*** EXTRACT PROVIDED ***

The 17syn+ LAT mutants were deficient for the establishment of latency as measured by the amount of viral DNA present in latently infected ganglia. The reduced amount of latent DNA present in mouse TG latently infected with the mutants might have been due to the establishment of fewer latent infections or the establishment of latent infections that contained fewer HSV genomes per latently infected neuron, or both. CXA was employed to quantify the percentage of neurons that harbored the viral genome in latently infected trigeminal ganglionic neurons to distinguish between these two possibilities. Groups of mice were inoculated on scarified corneas with a total of 2 × 105 PFU of either 17-AH, 17-AHRI, or 17syn+. At >30 days p.i., three mice from each group were perfusion fixed, the ganglia were dissociated, and enriched neuronal cell populations were harvested and utilized to determine the percentage of neurons which were latently infected, as previously described in detail (55–58, 79, 80). Of the 138 single neuron samples analyzed from the 17-AH-infected mice, 17 (12%) contained HSV DNA. In the 17-AHRI-infected group, 31% of the neurons were positive (33 out of 106 single neurons tested) and 28% (21 of 75) were positive with 17syn+, representing a ~2.5-fold difference (P = 0.0028). These results recapitulate those observed with KOS-based LAT mutants as we previously reported (79), and they demonstrate that the establishment function provided by LAT is not unique to strain KOS. As detailed above, the ability of 17-AH to reactivate following HS in vivo was reduced to a frequency of 40% of the latently infected animals, compared to an ~75 to 80% reactivation frequency in mice infected with the wild-type strains. A central question is whether the reduction in the number of latent sites established by this mutant can fully account for the reduced reactivation frequency seen in vivo. In a previous study, mice were infected with strain 17syn+ with the titer that resulted in latent infections established in 11.5% of the TG neurons. In these animals, 30% (6 of 20) of mice reactivated following HS (56). Thus, the reactivation frequency seen in the mice latently infected with 17-AH was consistent with the reduced number of latent infections detected in these animals.

*** End of EXTRACT PROVIDED ***
*** DATA UNDER STUDY ***

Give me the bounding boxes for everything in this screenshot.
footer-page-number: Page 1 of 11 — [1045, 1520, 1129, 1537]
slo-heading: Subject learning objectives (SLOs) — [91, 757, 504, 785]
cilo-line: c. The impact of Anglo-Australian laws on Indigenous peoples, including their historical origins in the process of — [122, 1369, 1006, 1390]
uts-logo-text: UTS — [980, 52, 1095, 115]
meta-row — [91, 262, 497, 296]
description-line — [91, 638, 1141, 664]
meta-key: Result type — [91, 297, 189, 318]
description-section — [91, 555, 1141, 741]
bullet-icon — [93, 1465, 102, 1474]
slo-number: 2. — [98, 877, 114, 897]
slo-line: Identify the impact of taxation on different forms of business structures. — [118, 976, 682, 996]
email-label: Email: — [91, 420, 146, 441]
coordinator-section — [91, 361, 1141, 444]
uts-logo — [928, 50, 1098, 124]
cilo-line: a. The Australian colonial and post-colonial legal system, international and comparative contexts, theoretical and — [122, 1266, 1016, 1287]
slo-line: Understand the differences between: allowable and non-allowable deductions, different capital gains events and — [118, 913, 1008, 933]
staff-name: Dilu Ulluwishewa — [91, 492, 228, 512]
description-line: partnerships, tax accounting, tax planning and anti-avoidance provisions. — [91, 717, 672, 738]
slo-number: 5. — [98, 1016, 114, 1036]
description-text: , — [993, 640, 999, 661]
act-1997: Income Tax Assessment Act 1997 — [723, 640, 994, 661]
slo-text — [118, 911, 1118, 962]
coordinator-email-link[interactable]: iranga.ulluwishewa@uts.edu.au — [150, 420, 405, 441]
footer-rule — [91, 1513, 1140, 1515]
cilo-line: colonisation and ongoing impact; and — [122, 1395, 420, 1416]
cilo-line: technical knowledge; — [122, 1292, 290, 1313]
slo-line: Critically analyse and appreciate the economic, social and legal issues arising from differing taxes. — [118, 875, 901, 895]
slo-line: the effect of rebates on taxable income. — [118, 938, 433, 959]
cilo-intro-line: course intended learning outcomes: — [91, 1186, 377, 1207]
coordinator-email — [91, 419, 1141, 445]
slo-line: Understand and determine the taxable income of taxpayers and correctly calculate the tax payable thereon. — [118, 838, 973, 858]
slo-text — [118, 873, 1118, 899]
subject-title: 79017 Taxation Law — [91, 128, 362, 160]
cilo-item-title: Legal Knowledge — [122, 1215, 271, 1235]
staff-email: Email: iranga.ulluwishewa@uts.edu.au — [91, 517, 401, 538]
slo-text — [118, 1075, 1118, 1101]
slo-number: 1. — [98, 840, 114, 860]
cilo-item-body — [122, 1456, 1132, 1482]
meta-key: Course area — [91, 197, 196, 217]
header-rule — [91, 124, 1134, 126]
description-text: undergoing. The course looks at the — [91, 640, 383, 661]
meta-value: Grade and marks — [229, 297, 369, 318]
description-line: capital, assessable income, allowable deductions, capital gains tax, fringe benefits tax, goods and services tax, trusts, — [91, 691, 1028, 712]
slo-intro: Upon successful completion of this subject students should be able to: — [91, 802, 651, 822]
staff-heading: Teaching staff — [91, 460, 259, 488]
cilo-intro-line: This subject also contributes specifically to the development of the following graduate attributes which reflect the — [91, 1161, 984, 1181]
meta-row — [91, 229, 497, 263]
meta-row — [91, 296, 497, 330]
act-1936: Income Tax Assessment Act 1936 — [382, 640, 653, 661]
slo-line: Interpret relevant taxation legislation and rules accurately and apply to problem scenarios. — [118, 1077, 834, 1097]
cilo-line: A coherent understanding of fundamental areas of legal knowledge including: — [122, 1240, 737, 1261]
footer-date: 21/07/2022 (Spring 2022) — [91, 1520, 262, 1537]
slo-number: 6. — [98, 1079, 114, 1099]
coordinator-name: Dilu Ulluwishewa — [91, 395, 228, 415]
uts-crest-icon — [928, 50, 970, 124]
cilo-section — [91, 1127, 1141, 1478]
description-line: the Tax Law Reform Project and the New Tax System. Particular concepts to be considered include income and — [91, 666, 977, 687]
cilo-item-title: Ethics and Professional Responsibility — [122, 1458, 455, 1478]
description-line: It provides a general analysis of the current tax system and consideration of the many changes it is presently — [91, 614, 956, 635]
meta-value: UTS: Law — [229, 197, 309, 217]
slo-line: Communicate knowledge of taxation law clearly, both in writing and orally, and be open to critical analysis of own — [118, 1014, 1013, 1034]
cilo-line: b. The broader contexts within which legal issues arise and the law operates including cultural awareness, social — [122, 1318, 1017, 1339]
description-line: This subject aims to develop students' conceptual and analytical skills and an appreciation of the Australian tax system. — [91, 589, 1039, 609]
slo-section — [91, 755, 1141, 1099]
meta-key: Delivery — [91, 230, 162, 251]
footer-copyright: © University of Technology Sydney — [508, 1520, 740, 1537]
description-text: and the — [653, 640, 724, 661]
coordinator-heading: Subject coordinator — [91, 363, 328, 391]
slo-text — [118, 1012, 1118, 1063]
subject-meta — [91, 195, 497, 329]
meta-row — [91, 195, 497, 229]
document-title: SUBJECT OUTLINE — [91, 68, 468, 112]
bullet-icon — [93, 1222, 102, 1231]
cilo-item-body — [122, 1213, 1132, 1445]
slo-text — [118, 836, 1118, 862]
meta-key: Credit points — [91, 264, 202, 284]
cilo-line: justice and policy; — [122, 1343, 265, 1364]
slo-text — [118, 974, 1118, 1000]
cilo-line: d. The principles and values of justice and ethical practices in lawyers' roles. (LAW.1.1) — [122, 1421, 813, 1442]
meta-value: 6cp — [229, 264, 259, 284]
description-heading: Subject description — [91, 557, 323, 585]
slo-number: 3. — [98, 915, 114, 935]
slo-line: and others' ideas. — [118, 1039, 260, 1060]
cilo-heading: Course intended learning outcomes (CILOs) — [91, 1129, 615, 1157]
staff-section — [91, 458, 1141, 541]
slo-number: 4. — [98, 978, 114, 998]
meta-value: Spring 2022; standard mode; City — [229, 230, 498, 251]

*** End of DATA UNDER STUDY ***

_ASSIGNMENT:_
Write a continuation of the text on latent HSV infection in mouse trigeminal ganglia, picking up after its final sentence.

_TASK OUTPUT:_
The mechanism whereby the LAT gene mediates an increase in the number of latent sites established is not yet known. Our working hypothesis is that this gene functions to down regulate viral gene expression in neurons (59, 79, 80). If this were the case, one would predict that more neurons would survive infection with wild-type strains than would survive following infection with the LAT null mutants. CXA provided a new method to determine if this were the case. The CXA procedure was modified, as described above and elsewhere (56), to enable an accurate determination of the number of neurons present in individual TG to be determined. The results are summarized in Fig. Fig.5.5. As shown, in uninfected mice the number of neurons in a TG ranged from 22,500 to 25,583 with a mean (± standard deviation) of 24,117 ± 1,542 neurons (56). This method was used to determine the number of neurons in the ganglia following acute infection with 17-AH compared to 17-AHRI. Individual dissociated right and left ganglia from each of four animals per group were resuspended in a 500-μl volume and two sets of triplicate 1-μl aliquots of each were affixed to glass slides. The number of neurons in each sample was counted and the total number in the ganglia was calculated. At 30 days p.i., far fewer neurons were present in the TG of mice infected with 17-AH. Indeed, more than half of the TG neurons were lost following infection with 17-AH (Fig. (Fig.5).5). In contrast, the genomically rescued isolate 17-AHRI resulted in the death of far fewer neurons per TG. This difference in the loss of neurons was statistically significant (P < 0.001; t test).
The increase in neuronal loss that occurred in the TG infected with the LAT null mutant also impacts the interpretation of the CXA-D analysis for latently infected neurons. The single-neuron PCR assay employed determined the percentage of neurons that harbor one or more latent viral genomes. Because far fewer neurons survived in mice infected with the LAT null mutant, there were actually considerably fewer latently infected neurons present in these animals than indicated by the percent that were positive for the viral genome. Normalization of the values with the number of surviving neurons revealed a >400% increase in the number of latent sites present in mice infected with the LAT+ viruses (Fig. (Fig.5).5). This increase in the number of neurons harboring the latent genome in the TG of mice infected with wild-type virus correlated with the increased amount of viral DNA detected in these ganglia by QPCR (Fig. (Fig.44).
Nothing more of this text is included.